> [MATERIAL SHOWN]:
☆ ☆ ☆ ☆

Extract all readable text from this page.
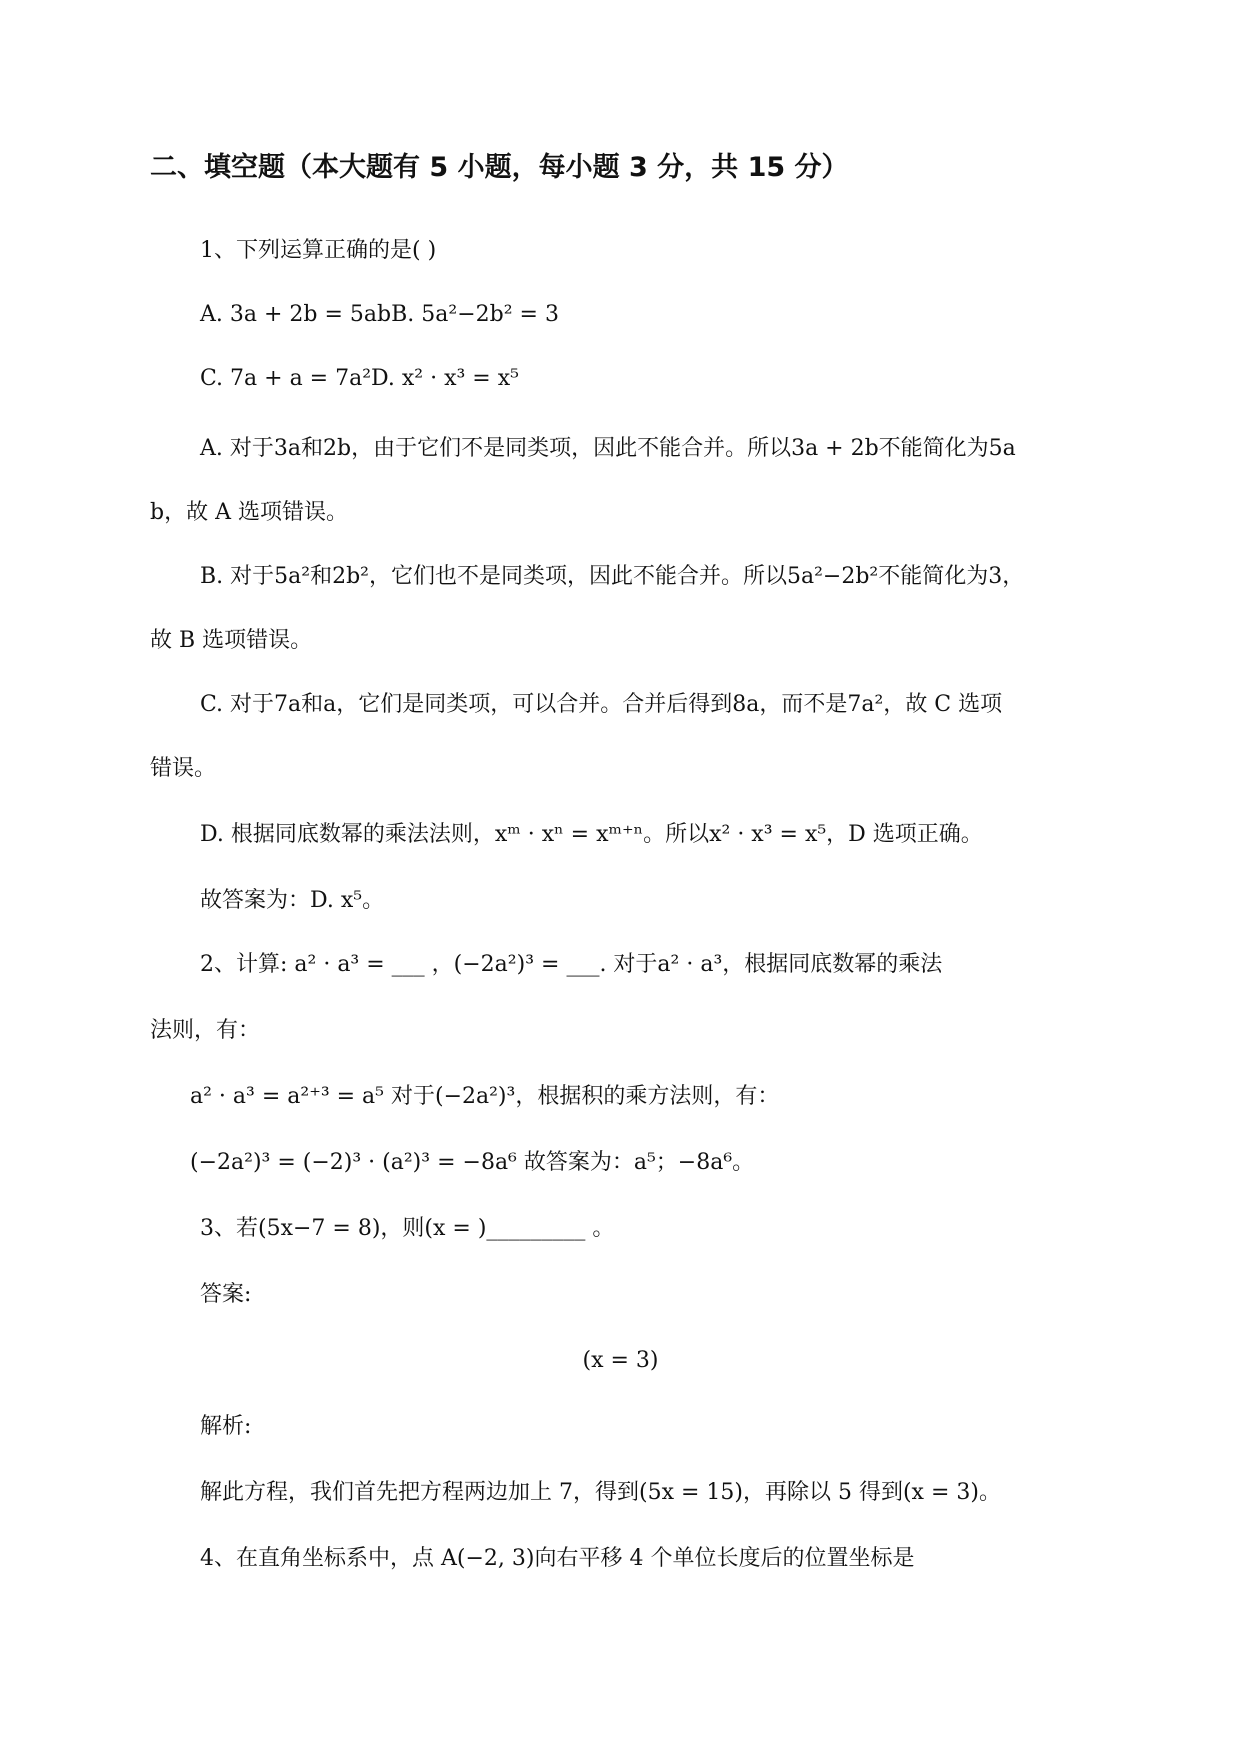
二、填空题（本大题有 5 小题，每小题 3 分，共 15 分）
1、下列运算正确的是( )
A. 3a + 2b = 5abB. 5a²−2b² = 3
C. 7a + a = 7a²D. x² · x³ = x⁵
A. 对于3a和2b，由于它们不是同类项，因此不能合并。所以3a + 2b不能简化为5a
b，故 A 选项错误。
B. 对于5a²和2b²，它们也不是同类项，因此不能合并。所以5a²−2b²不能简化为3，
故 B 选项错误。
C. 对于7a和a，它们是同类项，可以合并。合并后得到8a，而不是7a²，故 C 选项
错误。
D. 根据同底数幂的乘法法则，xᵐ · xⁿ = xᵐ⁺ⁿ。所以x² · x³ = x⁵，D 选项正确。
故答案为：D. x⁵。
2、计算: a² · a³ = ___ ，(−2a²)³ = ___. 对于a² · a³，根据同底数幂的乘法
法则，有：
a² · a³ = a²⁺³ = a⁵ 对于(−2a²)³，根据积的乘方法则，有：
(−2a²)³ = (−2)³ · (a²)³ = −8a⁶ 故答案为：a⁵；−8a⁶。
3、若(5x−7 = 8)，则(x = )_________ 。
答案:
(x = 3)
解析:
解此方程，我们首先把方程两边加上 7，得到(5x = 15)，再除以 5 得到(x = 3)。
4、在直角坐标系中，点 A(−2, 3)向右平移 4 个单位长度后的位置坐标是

☆ ☆ ☆ ☆

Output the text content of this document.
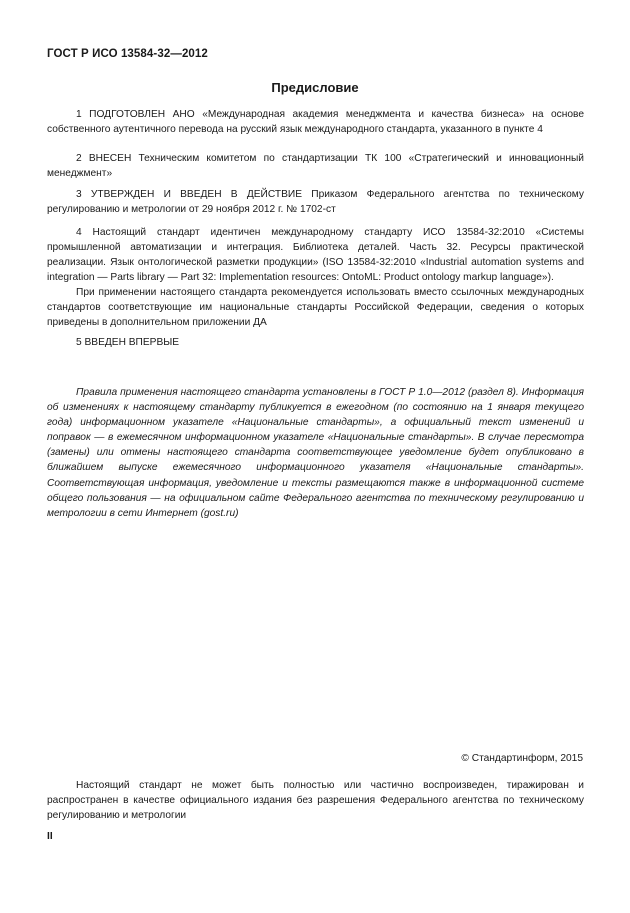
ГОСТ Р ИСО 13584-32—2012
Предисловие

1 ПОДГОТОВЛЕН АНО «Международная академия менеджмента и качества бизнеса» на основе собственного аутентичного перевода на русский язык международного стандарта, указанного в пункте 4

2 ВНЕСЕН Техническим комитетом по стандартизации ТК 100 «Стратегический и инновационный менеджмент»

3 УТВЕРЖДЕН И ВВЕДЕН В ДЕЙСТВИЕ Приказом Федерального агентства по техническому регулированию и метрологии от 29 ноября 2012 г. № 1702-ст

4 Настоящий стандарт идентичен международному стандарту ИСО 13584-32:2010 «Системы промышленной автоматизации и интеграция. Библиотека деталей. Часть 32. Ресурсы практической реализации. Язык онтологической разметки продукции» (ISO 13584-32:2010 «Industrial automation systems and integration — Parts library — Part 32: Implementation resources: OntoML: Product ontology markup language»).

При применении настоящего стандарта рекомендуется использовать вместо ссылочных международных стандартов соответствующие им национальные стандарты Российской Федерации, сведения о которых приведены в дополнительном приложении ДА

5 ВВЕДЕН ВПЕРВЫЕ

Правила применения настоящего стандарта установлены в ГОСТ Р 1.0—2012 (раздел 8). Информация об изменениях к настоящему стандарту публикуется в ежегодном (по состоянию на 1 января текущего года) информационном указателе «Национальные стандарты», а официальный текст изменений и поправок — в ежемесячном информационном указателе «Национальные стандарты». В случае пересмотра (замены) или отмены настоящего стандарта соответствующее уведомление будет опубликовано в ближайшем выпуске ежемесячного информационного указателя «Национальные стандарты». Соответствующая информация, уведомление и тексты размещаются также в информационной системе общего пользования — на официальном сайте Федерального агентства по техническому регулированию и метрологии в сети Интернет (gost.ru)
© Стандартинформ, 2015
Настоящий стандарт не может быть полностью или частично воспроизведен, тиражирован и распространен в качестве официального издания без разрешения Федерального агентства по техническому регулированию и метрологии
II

☆ ☆ ☆ ☆

> [WHAT THE TASK ASKS]: Identify every line above with the string "стандарты" in it. Copy those lines.

> [SOLUTION TO THIS EXERCISE]:
При применении настоящего стандарта рекомендуется использовать вместо ссылочных международных стандартов соответствующие им национальные стандарты Российской Федерации, сведения о которых приведены в дополнительном приложении ДА
Правила применения настоящего стандарта установлены в ГОСТ Р 1.0—2012 (раздел 8). Информация об изменениях к настоящему стандарту публикуется в ежегодном (по состоянию на 1 января текущего года) информационном указателе «Национальные стандарты», а официальный текст изменений и поправок — в ежемесячном информационном указателе «Национальные стандарты». В случае пересмотра (замены) или отмены настоящего стандарта соответствующее уведомление будет опубликовано в ближайшем выпуске ежемесячного информационного указателя «Национальные стандарты». Соответствующая информация, уведомление и тексты размещаются также в информационной системе общего пользования — на официальном сайте Федерального агентства по техническому регулированию и метрологии в сети Интернет (gost.ru)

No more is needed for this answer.